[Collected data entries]
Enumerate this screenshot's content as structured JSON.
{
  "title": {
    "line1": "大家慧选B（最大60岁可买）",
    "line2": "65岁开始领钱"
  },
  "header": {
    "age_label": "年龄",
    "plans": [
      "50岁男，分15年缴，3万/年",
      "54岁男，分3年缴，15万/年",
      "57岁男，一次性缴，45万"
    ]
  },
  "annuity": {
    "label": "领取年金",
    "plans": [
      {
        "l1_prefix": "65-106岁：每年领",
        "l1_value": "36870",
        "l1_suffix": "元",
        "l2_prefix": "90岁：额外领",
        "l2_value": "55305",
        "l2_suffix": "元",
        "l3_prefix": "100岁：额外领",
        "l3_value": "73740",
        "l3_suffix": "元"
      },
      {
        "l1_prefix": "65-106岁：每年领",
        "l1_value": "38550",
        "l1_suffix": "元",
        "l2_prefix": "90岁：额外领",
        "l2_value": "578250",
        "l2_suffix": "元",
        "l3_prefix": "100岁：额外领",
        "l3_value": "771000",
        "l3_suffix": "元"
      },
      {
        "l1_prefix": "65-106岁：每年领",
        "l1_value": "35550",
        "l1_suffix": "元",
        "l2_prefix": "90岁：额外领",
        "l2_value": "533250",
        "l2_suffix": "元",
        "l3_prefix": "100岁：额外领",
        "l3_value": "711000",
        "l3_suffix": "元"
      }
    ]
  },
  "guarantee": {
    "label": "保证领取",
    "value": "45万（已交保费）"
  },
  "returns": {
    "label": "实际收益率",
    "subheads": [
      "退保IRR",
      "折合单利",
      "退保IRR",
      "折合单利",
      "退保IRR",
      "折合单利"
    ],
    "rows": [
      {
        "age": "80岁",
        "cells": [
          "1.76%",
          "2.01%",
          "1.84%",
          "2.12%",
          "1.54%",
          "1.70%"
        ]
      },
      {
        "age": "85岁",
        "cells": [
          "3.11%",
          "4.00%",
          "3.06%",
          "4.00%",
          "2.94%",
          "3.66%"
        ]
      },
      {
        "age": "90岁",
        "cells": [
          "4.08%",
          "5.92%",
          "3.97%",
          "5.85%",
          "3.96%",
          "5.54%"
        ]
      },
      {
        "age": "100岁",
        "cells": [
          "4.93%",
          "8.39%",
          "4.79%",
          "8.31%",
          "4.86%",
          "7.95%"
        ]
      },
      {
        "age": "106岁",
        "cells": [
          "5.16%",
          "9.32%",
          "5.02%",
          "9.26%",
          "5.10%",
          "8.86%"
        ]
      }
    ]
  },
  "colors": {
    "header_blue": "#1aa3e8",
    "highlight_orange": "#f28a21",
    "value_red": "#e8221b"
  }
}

▶ [WRITTEN EXERCISE] Write out every entry again exactly, please, with nothing missing.

▶ [THE SOLUTION]
Enumerate this screenshot's content as structured JSON.
{
  "title": {
    "line1": "大家慧选B（最大60岁可买）",
    "line2": "65岁开始领钱"
  },
  "header": {
    "age_label": "年龄",
    "plans": [
      "50岁男，分15年缴，3万/年",
      "54岁男，分3年缴，15万/年",
      "57岁男，一次性缴，45万"
    ]
  },
  "annuity": {
    "label": "领取年金",
    "plans": [
      {
        "l1_prefix": "65-106岁：每年领",
        "l1_value": "36870",
        "l1_suffix": "元",
        "l2_prefix": "90岁：额外领",
        "l2_value": "55305",
        "l2_suffix": "元",
        "l3_prefix": "100岁：额外领",
        "l3_value": "73740",
        "l3_suffix": "元"
      },
      {
        "l1_prefix": "65-106岁：每年领",
        "l1_value": "38550",
        "l1_suffix": "元",
        "l2_prefix": "90岁：额外领",
        "l2_value": "578250",
        "l2_suffix": "元",
        "l3_prefix": "100岁：额外领",
        "l3_value": "771000",
        "l3_suffix": "元"
      },
      {
        "l1_prefix": "65-106岁：每年领",
        "l1_value": "35550",
        "l1_suffix": "元",
        "l2_prefix": "90岁：额外领",
        "l2_value": "533250",
        "l2_suffix": "元",
        "l3_prefix": "100岁：额外领",
        "l3_value": "711000",
        "l3_suffix": "元"
      }
    ]
  },
  "guarantee": {
    "label": "保证领取",
    "value": "45万（已交保费）"
  },
  "returns": {
    "label": "实际收益率",
    "subheads": [
      "退保IRR",
      "折合单利",
      "退保IRR",
      "折合单利",
      "退保IRR",
      "折合单利"
    ],
    "rows": [
      {
        "age": "80岁",
        "cells": [
          "1.76%",
          "2.01%",
          "1.84%",
          "2.12%",
          "1.54%",
          "1.70%"
        ]
      },
      {
        "age": "85岁",
        "cells": [
          "3.11%",
          "4.00%",
          "3.06%",
          "4.00%",
          "2.94%",
          "3.66%"
        ]
      },
      {
        "age": "90岁",
        "cells": [
          "4.08%",
          "5.92%",
          "3.97%",
          "5.85%",
          "3.96%",
          "5.54%"
        ]
      },
      {
        "age": "100岁",
        "cells": [
          "4.93%",
          "8.39%",
          "4.79%",
          "8.31%",
          "4.86%",
          "7.95%"
        ]
      },
      {
        "age": "106岁",
        "cells": [
          "5.16%",
          "9.32%",
          "5.02%",
          "9.26%",
          "5.10%",
          "8.86%"
        ]
      }
    ]
  },
  "colors": {
    "header_blue": "#1aa3e8",
    "highlight_orange": "#f28a21",
    "value_red": "#e8221b"
  }
}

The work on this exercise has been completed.